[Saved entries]
>> Begin

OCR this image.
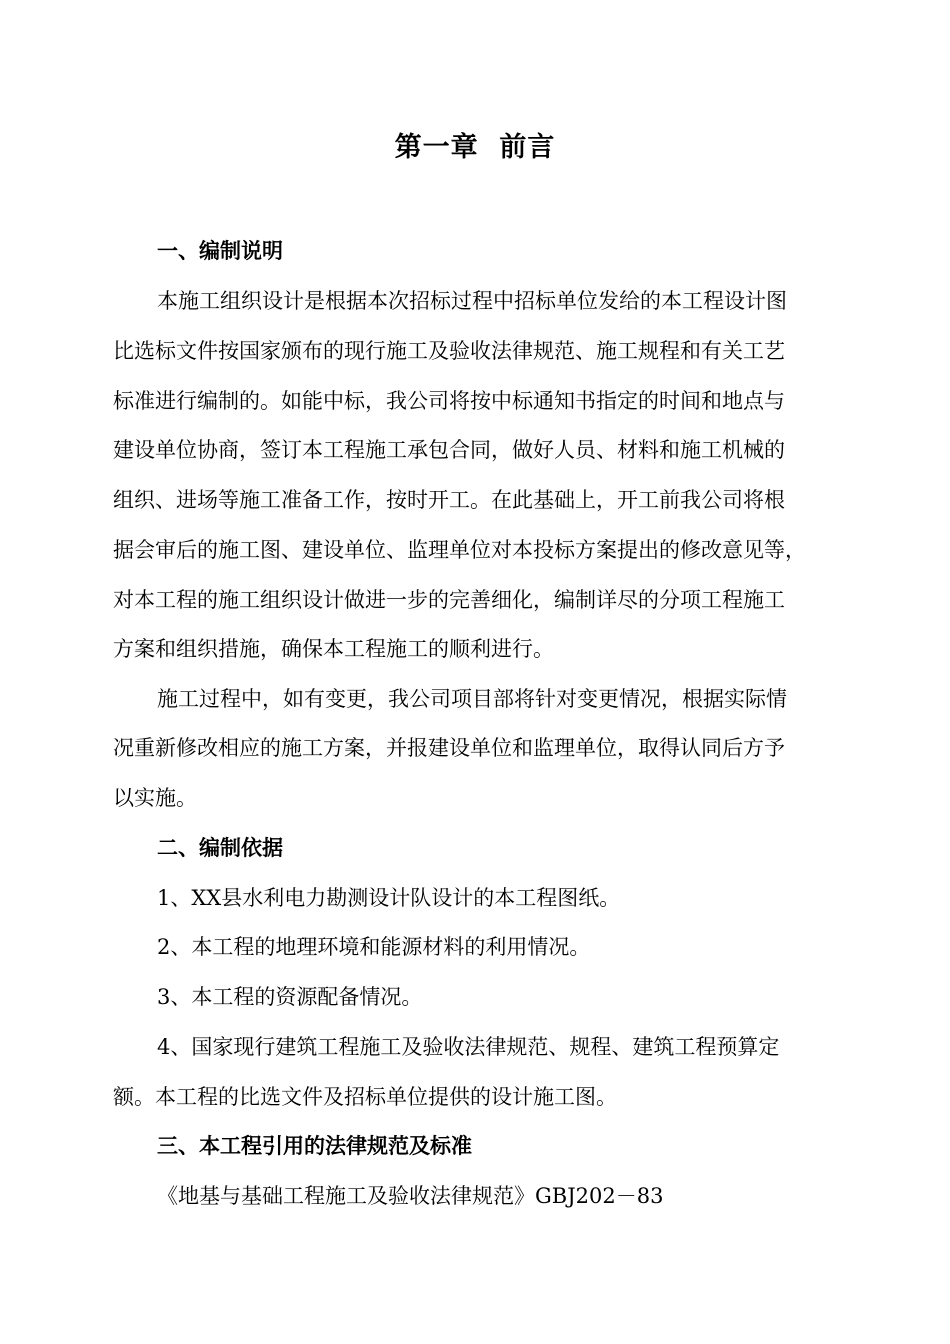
第一章  前言
一、编制说明
本施工组织设计是根据本次招标过程中招标单位发给的本工程设计图
比选标文件按国家颁布的现行施工及验收法律规范、施工规程和有关工艺
标准进行编制的。如能中标，我公司将按中标通知书指定的时间和地点与
建设单位协商，签订本工程施工承包合同，做好人员、材料和施工机械的
组织、进场等施工准备工作，按时开工。在此基础上，开工前我公司将根
据会审后的施工图、建设单位、监理单位对本投标方案提出的修改意见等，
对本工程的施工组织设计做进一步的完善细化，编制详尽的分项工程施工
方案和组织措施，确保本工程施工的顺利进行。
施工过程中，如有变更，我公司项目部将针对变更情况，根据实际情
况重新修改相应的施工方案，并报建设单位和监理单位，取得认同后方予
以实施。
二、编制依据
1、XX县水利电力勘测设计队设计的本工程图纸。
2、本工程的地理环境和能源材料的利用情况。
3、本工程的资源配备情况。
4、国家现行建筑工程施工及验收法律规范、规程、建筑工程预算定
额。本工程的比选文件及招标单位提供的设计施工图。
三、本工程引用的法律规范及标准
《地基与基础工程施工及验收法律规范》GBJ202－83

>> End

--- Do this ---
The records above need to be restated word for word, with the pictures left out.

--- Final answer ---
OCR this image.
第一章  前言
一、编制说明
本施工组织设计是根据本次招标过程中招标单位发给的本工程设计图
比选标文件按国家颁布的现行施工及验收法律规范、施工规程和有关工艺
标准进行编制的。如能中标，我公司将按中标通知书指定的时间和地点与
建设单位协商，签订本工程施工承包合同，做好人员、材料和施工机械的
组织、进场等施工准备工作，按时开工。在此基础上，开工前我公司将根
据会审后的施工图、建设单位、监理单位对本投标方案提出的修改意见等，
对本工程的施工组织设计做进一步的完善细化，编制详尽的分项工程施工
方案和组织措施，确保本工程施工的顺利进行。
施工过程中，如有变更，我公司项目部将针对变更情况，根据实际情
况重新修改相应的施工方案，并报建设单位和监理单位，取得认同后方予
以实施。
二、编制依据
1、XX县水利电力勘测设计队设计的本工程图纸。
2、本工程的地理环境和能源材料的利用情况。
3、本工程的资源配备情况。
4、国家现行建筑工程施工及验收法律规范、规程、建筑工程预算定
额。本工程的比选文件及招标单位提供的设计施工图。
三、本工程引用的法律规范及标准
《地基与基础工程施工及验收法律规范》GBJ202－83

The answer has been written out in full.